• [SET EXERCISE] Put the entries from the very first line through the line containing "The optical guide 704 is at (478, 227)." into a numbered list, both ends included and blank lines omitted.

(Stored data)
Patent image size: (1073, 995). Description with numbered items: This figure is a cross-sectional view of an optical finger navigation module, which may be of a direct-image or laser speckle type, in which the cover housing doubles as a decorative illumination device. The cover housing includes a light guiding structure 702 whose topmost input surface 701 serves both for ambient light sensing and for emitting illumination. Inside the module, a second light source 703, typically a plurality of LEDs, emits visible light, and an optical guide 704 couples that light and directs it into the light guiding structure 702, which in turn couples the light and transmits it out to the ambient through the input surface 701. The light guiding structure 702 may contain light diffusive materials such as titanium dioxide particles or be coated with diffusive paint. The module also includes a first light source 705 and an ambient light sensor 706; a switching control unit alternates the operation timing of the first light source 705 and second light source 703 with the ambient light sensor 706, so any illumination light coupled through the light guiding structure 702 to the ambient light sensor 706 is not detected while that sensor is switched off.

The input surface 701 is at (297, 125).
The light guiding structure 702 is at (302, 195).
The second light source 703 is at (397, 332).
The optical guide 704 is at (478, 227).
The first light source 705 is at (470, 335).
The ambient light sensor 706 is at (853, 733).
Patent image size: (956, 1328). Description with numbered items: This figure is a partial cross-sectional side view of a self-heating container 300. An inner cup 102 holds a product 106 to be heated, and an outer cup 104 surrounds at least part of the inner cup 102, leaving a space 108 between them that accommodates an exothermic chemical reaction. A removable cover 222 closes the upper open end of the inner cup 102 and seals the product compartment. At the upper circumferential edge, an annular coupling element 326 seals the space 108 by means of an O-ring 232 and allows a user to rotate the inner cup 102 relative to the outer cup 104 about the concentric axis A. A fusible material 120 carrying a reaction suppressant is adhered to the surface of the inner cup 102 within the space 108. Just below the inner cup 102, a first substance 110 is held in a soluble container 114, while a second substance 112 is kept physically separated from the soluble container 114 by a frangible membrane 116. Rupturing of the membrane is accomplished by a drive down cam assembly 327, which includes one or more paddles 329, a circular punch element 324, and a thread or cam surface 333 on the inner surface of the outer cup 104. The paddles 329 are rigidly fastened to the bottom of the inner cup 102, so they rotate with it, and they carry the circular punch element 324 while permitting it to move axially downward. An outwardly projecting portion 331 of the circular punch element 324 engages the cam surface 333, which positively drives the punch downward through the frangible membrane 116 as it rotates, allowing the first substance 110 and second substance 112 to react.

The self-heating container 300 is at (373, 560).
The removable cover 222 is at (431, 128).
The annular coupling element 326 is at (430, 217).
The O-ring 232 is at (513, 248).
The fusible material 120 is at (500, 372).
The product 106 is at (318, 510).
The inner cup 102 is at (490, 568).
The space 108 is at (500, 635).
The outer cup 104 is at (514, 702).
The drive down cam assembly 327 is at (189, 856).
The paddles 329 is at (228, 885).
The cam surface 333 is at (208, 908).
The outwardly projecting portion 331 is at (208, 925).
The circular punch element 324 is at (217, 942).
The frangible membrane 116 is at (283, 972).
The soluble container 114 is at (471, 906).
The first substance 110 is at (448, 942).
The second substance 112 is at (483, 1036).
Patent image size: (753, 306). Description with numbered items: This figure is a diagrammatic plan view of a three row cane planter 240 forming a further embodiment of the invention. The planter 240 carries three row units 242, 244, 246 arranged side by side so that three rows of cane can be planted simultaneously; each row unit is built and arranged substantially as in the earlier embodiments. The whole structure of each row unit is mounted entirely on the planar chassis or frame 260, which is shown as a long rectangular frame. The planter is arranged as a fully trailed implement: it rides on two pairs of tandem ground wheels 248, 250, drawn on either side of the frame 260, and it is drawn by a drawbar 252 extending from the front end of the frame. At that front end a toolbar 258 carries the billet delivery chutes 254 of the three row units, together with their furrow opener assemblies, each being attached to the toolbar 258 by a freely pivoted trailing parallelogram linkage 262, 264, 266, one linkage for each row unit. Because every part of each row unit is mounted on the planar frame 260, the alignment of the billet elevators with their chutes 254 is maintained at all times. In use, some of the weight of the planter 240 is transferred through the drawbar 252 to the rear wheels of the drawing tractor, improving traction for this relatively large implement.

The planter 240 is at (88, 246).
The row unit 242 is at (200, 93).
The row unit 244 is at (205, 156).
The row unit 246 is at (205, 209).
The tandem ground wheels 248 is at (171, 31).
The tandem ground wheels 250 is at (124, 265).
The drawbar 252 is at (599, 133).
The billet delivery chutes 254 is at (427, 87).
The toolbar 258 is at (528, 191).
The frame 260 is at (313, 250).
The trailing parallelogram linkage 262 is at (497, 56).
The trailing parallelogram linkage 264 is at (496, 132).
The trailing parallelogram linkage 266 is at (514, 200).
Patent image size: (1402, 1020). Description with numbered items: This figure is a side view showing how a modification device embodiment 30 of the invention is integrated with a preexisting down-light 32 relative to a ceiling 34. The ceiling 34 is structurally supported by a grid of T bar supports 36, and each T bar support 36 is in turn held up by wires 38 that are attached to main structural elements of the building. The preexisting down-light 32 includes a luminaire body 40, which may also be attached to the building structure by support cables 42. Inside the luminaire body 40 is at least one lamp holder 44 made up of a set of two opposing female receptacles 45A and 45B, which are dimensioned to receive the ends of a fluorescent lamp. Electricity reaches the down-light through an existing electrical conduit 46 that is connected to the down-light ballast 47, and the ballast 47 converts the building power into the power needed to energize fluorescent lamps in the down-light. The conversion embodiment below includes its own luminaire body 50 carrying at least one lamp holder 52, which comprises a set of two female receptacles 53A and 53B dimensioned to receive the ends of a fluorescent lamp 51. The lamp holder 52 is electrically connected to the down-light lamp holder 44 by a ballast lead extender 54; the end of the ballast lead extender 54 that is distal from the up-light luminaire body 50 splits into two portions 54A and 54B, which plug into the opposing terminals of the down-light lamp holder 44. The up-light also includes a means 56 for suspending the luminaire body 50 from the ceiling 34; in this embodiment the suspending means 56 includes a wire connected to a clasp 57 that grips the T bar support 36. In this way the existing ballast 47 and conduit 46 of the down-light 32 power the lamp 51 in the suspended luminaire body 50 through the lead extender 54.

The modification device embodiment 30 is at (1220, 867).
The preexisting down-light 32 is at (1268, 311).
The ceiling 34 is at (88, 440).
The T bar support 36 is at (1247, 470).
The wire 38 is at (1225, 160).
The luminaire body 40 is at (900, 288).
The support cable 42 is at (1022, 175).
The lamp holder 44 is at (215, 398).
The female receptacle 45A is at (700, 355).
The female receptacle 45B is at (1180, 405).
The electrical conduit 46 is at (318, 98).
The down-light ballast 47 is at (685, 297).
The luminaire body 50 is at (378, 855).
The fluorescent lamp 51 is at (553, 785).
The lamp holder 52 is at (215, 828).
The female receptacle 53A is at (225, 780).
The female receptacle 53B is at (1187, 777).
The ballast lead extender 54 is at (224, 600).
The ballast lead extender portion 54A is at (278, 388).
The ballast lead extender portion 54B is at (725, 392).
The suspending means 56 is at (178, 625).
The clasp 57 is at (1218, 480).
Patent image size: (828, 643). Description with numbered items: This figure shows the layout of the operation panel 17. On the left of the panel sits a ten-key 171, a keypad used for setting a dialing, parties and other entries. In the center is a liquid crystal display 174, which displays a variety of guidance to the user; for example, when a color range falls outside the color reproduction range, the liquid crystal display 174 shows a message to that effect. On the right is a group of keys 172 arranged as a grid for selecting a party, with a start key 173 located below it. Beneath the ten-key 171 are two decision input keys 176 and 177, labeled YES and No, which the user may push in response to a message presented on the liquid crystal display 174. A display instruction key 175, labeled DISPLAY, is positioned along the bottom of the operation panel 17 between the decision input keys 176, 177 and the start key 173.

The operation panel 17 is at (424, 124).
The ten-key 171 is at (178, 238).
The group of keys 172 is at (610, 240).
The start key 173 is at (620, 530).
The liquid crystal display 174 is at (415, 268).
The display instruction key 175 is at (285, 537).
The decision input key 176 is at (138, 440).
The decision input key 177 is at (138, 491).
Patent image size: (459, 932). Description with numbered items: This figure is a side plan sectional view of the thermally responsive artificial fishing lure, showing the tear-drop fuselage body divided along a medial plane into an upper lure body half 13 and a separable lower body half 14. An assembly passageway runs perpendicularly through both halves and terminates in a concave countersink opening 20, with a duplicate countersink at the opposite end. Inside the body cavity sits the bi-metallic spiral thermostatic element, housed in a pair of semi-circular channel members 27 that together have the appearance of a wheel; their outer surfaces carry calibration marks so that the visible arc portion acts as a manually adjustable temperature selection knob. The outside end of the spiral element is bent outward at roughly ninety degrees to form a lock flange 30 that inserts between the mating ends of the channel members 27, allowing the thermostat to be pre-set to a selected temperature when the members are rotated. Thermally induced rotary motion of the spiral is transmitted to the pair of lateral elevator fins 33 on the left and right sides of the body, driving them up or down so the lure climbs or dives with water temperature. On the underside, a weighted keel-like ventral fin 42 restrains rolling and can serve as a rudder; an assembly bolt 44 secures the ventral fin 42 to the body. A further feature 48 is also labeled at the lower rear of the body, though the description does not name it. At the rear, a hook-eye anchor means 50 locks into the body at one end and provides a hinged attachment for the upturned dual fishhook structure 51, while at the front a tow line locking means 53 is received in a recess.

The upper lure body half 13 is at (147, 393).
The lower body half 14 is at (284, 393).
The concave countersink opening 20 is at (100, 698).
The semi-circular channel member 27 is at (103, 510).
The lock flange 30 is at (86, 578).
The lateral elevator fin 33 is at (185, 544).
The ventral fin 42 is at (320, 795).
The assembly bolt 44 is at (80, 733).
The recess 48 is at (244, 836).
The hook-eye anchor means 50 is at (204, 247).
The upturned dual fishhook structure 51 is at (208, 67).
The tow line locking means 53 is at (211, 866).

• [COMPLETED EXERCISE]
1. Patent image size: (1073, 995). Description with numbered items: This figure is a cross-sectional view of an optical finger navigation module, which may be of a direct-image or laser speckle type, in which the cover housing doubles as a decorative illumination device. The cover housing includes a light guiding structure 702 whose topmost input surface 701 serves both for ambient light sensing and for emitting illumination. Inside the module, a second light source 703, typically a plurality of LEDs, emits visible light, and an optical guide 704 couples that light and directs it into the light guiding structure 702, which in turn couples the light and transmits it out to the ambient through the input surface 701. The light guiding structure 702 may contain light diffusive materials such as titanium dioxide particles or be coated with diffusive paint. The module also includes a first light source 705 and an ambient light sensor 706; a switching control unit alternates the operation timing of the first light source 705 and second light source 703 with the ambient light sensor 706, so any illumination light coupled through the light guiding structure 702 to the ambient light sensor 706 is not detected while that sensor is switched off.
2. The input surface 701 is at (297, 125).
3. The light guiding structure 702 is at (302, 195).
4. The second light source 703 is at (397, 332).
5. The optical guide 704 is at (478, 227).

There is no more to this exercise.